* [What is expected]
Transcribe every record that appears below, exactly and in full.

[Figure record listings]

● ● ● ●

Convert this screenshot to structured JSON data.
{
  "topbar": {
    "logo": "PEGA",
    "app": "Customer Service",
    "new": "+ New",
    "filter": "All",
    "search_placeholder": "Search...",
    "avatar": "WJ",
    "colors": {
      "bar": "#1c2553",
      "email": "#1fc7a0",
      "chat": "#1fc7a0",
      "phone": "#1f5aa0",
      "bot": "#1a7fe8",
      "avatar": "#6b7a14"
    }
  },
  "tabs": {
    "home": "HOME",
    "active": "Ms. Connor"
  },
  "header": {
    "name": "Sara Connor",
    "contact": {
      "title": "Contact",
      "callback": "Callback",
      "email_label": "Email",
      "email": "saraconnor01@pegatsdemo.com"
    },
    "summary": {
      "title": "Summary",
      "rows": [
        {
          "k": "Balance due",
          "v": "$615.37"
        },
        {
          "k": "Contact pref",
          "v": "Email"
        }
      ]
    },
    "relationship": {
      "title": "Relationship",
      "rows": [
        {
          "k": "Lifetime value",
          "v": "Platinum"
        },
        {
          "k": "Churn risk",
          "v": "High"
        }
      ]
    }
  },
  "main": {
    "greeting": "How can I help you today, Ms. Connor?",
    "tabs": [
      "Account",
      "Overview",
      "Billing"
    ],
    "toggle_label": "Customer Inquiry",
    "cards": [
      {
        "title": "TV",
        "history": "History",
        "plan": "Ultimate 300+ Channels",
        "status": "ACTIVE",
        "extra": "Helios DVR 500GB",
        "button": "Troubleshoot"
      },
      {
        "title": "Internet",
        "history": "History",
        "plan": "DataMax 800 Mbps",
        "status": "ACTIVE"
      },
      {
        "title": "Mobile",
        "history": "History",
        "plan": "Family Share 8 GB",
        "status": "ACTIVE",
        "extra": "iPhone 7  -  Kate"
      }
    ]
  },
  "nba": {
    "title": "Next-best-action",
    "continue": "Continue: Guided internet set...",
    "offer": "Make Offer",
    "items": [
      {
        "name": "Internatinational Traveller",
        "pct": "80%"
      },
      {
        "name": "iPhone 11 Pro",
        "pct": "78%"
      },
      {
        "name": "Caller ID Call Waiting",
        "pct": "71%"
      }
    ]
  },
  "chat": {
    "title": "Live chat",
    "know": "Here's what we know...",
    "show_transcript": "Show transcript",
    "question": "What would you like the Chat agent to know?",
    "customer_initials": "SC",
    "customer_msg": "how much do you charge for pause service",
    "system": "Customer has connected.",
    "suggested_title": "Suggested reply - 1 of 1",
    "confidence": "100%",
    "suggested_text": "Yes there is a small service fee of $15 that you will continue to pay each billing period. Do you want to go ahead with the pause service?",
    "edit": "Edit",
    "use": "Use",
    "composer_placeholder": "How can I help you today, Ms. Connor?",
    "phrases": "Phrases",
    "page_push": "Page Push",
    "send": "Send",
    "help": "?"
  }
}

● ● ● ●

* [Correct output]
Convert this screenshot to structured JSON data.
{
  "topbar": {
    "logo": "PEGA",
    "app": "Customer Service",
    "new": "+ New",
    "filter": "All",
    "search_placeholder": "Search...",
    "avatar": "WJ",
    "colors": {
      "bar": "#1c2553",
      "email": "#1fc7a0",
      "chat": "#1fc7a0",
      "phone": "#1f5aa0",
      "bot": "#1a7fe8",
      "avatar": "#6b7a14"
    }
  },
  "tabs": {
    "home": "HOME",
    "active": "Ms. Connor"
  },
  "header": {
    "name": "Sara Connor",
    "contact": {
      "title": "Contact",
      "callback": "Callback",
      "email_label": "Email",
      "email": "saraconnor01@pegatsdemo.com"
    },
    "summary": {
      "title": "Summary",
      "rows": [
        {
          "k": "Balance due",
          "v": "$615.37"
        },
        {
          "k": "Contact pref",
          "v": "Email"
        }
      ]
    },
    "relationship": {
      "title": "Relationship",
      "rows": [
        {
          "k": "Lifetime value",
          "v": "Platinum"
        },
        {
          "k": "Churn risk",
          "v": "High"
        }
      ]
    }
  },
  "main": {
    "greeting": "How can I help you today, Ms. Connor?",
    "tabs": [
      "Account",
      "Overview",
      "Billing"
    ],
    "toggle_label": "Customer Inquiry",
    "cards": [
      {
        "title": "TV",
        "history": "History",
        "plan": "Ultimate 300+ Channels",
        "status": "ACTIVE",
        "extra": "Helios DVR 500GB",
        "button": "Troubleshoot"
      },
      {
        "title": "Internet",
        "history": "History",
        "plan": "DataMax 800 Mbps",
        "status": "ACTIVE"
      },
      {
        "title": "Mobile",
        "history": "History",
        "plan": "Family Share 8 GB",
        "status": "ACTIVE",
        "extra": "iPhone 7  -  Kate"
      }
    ]
  },
  "nba": {
    "title": "Next-best-action",
    "continue": "Continue: Guided internet set...",
    "offer": "Make Offer",
    "items": [
      {
        "name": "Internatinational Traveller",
        "pct": "80%"
      },
      {
        "name": "iPhone 11 Pro",
        "pct": "78%"
      },
      {
        "name": "Caller ID Call Waiting",
        "pct": "71%"
      }
    ]
  },
  "chat": {
    "title": "Live chat",
    "know": "Here's what we know...",
    "show_transcript": "Show transcript",
    "question": "What would you like the Chat agent to know?",
    "customer_initials": "SC",
    "customer_msg": "how much do you charge for pause service",
    "system": "Customer has connected.",
    "suggested_title": "Suggested reply - 1 of 1",
    "confidence": "100%",
    "suggested_text": "Yes there is a small service fee of $15 that you will continue to pay each billing period. Do you want to go ahead with the pause service?",
    "edit": "Edit",
    "use": "Use",
    "composer_placeholder": "How can I help you today, Ms. Connor?",
    "phrases": "Phrases",
    "page_push": "Page Push",
    "send": "Send",
    "help": "?"
  }
}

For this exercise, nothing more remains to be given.